* [WHAT THE EXERCISE ASKS] From the entries below, report how many lines contain the string "Pressure". Give only that number.

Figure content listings
/---
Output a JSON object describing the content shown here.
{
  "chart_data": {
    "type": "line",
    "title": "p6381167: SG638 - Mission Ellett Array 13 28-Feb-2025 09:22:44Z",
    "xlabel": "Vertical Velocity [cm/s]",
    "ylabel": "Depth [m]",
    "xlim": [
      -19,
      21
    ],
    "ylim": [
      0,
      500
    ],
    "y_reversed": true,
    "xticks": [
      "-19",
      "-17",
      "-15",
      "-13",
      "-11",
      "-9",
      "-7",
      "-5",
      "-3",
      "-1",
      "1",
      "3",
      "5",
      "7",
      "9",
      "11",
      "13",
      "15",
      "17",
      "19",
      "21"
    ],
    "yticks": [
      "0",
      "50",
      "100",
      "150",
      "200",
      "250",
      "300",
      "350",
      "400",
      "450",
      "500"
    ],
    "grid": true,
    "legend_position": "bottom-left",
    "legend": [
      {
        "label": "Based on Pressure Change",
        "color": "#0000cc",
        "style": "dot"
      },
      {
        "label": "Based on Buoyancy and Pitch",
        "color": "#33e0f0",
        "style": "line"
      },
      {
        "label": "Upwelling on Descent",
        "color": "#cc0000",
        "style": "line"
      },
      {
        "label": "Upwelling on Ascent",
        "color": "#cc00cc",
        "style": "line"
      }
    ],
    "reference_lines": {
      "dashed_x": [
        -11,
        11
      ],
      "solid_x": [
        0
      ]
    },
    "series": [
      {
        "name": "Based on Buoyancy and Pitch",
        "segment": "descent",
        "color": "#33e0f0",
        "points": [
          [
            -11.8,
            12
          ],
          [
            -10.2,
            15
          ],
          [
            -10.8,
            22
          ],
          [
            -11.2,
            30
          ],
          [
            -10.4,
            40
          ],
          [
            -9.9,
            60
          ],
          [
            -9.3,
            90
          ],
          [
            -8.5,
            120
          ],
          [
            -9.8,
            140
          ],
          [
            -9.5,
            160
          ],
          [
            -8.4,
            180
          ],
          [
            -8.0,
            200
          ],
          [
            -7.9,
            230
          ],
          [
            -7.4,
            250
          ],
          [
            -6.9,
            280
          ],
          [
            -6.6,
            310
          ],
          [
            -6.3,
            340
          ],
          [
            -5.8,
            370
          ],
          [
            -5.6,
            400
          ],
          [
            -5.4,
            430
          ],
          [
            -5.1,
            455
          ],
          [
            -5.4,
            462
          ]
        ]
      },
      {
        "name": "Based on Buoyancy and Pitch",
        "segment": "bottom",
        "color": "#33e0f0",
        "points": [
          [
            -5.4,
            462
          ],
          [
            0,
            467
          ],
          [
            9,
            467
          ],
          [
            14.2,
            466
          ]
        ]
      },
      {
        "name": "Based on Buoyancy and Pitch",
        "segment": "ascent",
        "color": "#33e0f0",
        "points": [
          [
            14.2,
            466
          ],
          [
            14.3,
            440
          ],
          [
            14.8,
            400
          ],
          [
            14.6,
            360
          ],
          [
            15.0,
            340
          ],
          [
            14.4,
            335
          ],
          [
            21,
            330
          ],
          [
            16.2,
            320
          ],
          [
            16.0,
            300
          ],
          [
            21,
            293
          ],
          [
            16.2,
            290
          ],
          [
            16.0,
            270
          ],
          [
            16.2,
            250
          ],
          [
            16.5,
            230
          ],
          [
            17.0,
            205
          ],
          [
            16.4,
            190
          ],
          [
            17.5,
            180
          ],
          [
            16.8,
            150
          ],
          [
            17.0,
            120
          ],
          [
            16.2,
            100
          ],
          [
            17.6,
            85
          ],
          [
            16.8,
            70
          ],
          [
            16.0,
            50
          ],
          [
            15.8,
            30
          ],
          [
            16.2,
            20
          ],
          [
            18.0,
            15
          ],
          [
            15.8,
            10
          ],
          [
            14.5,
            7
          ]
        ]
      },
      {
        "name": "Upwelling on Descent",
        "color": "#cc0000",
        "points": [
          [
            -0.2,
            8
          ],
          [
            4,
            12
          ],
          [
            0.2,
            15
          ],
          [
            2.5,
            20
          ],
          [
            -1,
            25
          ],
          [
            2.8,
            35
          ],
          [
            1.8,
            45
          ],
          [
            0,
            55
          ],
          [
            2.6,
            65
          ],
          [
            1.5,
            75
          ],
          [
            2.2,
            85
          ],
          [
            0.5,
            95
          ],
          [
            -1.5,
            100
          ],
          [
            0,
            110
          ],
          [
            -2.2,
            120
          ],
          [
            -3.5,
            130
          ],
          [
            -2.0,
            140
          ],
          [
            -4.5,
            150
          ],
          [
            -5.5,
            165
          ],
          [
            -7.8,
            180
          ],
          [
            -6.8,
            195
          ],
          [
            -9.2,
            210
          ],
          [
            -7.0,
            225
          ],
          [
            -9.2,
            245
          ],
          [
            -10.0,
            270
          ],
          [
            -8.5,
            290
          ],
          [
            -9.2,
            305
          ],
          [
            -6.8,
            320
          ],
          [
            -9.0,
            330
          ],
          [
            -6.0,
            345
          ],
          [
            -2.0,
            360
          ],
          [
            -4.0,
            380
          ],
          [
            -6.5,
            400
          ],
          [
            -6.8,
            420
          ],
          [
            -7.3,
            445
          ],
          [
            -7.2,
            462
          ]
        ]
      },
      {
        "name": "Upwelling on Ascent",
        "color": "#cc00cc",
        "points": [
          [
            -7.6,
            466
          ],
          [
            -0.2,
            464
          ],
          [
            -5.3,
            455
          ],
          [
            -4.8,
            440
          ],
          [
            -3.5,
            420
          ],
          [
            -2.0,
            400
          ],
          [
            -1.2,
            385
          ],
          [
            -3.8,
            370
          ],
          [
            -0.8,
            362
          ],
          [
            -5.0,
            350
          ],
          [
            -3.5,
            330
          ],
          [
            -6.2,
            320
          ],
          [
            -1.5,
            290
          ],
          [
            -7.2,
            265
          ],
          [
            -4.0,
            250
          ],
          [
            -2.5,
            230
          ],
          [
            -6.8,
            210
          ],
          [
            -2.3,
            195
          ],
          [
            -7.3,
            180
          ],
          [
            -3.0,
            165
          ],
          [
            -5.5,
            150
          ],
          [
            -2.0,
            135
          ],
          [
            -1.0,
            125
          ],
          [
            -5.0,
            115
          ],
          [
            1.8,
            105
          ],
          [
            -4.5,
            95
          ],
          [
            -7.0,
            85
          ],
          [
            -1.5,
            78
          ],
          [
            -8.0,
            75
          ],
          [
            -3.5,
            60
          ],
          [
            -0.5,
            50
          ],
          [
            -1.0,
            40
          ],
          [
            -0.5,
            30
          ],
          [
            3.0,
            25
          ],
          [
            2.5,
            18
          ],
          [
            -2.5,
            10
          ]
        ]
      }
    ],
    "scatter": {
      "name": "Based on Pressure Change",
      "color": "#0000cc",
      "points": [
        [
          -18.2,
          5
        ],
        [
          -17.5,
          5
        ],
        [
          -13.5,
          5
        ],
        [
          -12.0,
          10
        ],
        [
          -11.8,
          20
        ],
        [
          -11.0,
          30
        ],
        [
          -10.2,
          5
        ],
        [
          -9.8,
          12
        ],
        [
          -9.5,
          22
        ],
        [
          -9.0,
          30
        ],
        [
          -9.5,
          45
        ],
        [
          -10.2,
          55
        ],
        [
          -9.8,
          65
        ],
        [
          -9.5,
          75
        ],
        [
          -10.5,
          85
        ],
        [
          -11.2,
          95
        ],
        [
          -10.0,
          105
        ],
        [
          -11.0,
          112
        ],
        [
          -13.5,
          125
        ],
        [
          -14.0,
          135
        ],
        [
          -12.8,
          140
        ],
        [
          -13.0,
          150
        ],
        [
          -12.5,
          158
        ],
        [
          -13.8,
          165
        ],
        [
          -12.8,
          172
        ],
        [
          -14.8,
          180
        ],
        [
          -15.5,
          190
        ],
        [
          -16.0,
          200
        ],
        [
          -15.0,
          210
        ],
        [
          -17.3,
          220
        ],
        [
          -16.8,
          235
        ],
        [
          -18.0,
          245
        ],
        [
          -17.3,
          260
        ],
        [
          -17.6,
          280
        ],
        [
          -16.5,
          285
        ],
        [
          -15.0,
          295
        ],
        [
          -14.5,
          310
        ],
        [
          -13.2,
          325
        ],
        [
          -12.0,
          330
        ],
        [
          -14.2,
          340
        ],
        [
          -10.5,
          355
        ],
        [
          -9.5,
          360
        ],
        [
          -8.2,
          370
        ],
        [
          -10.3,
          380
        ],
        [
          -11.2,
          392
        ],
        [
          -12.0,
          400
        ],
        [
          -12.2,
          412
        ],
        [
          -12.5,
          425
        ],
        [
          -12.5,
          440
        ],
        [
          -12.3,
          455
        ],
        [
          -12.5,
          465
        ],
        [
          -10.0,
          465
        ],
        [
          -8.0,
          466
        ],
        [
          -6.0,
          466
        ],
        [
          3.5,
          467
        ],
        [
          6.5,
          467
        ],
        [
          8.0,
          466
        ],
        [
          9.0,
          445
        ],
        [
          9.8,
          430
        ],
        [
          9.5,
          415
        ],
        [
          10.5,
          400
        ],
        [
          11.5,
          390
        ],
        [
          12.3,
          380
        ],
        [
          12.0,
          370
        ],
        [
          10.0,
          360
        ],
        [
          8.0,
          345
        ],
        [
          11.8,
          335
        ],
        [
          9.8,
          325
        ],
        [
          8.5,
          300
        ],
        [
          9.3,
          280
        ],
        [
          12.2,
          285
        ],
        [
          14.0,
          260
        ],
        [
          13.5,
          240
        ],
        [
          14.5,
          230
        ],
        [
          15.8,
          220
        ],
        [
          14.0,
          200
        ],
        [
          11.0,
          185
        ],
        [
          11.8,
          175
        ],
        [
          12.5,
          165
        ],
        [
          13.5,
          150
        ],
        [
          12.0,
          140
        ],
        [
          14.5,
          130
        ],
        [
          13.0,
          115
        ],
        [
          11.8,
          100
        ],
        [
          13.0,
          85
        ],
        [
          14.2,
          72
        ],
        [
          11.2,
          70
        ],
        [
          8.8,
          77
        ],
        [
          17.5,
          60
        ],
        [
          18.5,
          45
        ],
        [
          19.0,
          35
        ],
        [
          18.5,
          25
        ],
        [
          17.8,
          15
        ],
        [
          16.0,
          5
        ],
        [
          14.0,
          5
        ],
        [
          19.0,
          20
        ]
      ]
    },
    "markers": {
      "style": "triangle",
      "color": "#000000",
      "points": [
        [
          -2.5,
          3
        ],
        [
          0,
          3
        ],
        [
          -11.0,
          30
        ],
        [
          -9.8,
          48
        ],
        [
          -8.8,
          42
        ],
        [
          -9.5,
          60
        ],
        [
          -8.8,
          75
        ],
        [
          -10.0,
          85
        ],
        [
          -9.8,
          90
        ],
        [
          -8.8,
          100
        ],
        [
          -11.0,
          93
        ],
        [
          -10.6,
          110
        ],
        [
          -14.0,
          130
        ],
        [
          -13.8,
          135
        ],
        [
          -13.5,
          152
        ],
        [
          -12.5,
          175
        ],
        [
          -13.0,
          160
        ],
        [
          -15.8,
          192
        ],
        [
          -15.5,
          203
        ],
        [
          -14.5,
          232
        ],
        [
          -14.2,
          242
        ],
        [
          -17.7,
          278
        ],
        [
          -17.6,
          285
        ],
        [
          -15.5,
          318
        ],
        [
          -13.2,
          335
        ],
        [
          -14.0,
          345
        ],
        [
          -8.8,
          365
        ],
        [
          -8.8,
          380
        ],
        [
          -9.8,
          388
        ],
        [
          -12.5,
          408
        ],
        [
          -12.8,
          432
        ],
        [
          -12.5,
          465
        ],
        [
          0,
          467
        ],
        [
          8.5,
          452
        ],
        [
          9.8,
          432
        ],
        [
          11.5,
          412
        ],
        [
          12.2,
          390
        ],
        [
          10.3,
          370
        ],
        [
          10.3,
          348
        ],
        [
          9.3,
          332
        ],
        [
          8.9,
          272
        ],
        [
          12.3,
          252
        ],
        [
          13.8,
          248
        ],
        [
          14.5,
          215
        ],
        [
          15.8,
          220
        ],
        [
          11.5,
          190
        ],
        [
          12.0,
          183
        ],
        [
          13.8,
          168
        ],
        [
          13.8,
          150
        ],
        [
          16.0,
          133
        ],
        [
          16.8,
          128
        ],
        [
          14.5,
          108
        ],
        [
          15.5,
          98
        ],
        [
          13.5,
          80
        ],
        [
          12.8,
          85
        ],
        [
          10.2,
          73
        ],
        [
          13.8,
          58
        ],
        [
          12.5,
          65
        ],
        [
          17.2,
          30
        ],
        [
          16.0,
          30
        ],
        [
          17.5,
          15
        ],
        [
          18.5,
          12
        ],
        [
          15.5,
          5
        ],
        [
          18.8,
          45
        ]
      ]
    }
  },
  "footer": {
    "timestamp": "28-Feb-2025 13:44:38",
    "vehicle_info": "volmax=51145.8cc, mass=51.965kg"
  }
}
\---
* [RIGHT ANSWER] 2